• [Extracted records]:
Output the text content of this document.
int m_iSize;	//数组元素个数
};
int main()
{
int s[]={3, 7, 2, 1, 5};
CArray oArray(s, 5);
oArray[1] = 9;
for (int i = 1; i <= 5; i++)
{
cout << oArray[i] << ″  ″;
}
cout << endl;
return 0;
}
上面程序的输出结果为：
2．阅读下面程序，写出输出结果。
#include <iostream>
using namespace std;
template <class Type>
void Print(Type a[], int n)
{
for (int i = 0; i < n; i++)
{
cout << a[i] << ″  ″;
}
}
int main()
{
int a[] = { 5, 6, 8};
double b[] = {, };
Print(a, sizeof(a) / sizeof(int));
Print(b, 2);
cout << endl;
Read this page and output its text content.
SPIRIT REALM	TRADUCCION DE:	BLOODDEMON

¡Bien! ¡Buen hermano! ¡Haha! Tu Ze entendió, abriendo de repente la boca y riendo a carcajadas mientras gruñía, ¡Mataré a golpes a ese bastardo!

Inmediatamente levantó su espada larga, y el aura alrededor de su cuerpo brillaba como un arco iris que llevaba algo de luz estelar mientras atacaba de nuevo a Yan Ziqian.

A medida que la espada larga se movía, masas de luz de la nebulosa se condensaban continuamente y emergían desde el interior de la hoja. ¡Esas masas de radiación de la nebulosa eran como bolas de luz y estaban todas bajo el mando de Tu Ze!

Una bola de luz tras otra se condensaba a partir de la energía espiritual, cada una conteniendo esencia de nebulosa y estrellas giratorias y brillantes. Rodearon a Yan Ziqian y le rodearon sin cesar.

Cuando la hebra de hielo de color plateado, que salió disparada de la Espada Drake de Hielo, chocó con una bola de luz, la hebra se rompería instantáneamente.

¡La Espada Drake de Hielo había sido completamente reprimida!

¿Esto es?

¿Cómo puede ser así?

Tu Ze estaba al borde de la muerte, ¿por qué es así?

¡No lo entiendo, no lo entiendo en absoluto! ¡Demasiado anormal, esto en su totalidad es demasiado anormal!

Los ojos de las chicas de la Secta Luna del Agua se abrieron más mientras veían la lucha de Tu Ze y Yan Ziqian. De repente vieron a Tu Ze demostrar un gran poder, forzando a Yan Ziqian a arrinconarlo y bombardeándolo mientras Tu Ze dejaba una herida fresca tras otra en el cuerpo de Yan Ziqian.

• [EXERCISE DESCRIPTION]:
Give the material above again, word for word.

• [EXERCISE ANSWER]:
Output the text content of this document.
int m_iSize;	//数组元素个数
};
int main()
{
int s[]={3, 7, 2, 1, 5};
CArray oArray(s, 5);
oArray[1] = 9;
for (int i = 1; i <= 5; i++)
{
cout << oArray[i] << ″  ″;
}
cout << endl;
return 0;
}
上面程序的输出结果为：
2．阅读下面程序，写出输出结果。
#include <iostream>
using namespace std;
template <class Type>
void Print(Type a[], int n)
{
for (int i = 0; i < n; i++)
{
cout << a[i] << ″  ″;
}
}
int main()
{
int a[] = { 5, 6, 8};
double b[] = {, };
Print(a, sizeof(a) / sizeof(int));
Print(b, 2);
cout << endl;
Read this page and output its text content.
SPIRIT REALM	TRADUCCION DE:	BLOODDEMON

¡Bien! ¡Buen hermano! ¡Haha! Tu Ze entendió, abriendo de repente la boca y riendo a carcajadas mientras gruñía, ¡Mataré a golpes a ese bastardo!

Inmediatamente levantó su espada larga, y el aura alrededor de su cuerpo brillaba como un arco iris que llevaba algo de luz estelar mientras atacaba de nuevo a Yan Ziqian.

A medida que la espada larga se movía, masas de luz de la nebulosa se condensaban continuamente y emergían desde el interior de la hoja. ¡Esas masas de radiación de la nebulosa eran como bolas de luz y estaban todas bajo el mando de Tu Ze!

Una bola de luz tras otra se condensaba a partir de la energía espiritual, cada una conteniendo esencia de nebulosa y estrellas giratorias y brillantes. Rodearon a Yan Ziqian y le rodearon sin cesar.

Cuando la hebra de hielo de color plateado, que salió disparada de la Espada Drake de Hielo, chocó con una bola de luz, la hebra se rompería instantáneamente.

¡La Espada Drake de Hielo había sido completamente reprimida!

¿Esto es?

¿Cómo puede ser así?

Tu Ze estaba al borde de la muerte, ¿por qué es así?

¡No lo entiendo, no lo entiendo en absoluto! ¡Demasiado anormal, esto en su totalidad es demasiado anormal!

Los ojos de las chicas de la Secta Luna del Agua se abrieron más mientras veían la lucha de Tu Ze y Yan Ziqian. De repente vieron a Tu Ze demostrar un gran poder, forzando a Yan Ziqian a arrinconarlo y bombardeándolo mientras Tu Ze dejaba una herida fresca tras otra en el cuerpo de Yan Ziqian.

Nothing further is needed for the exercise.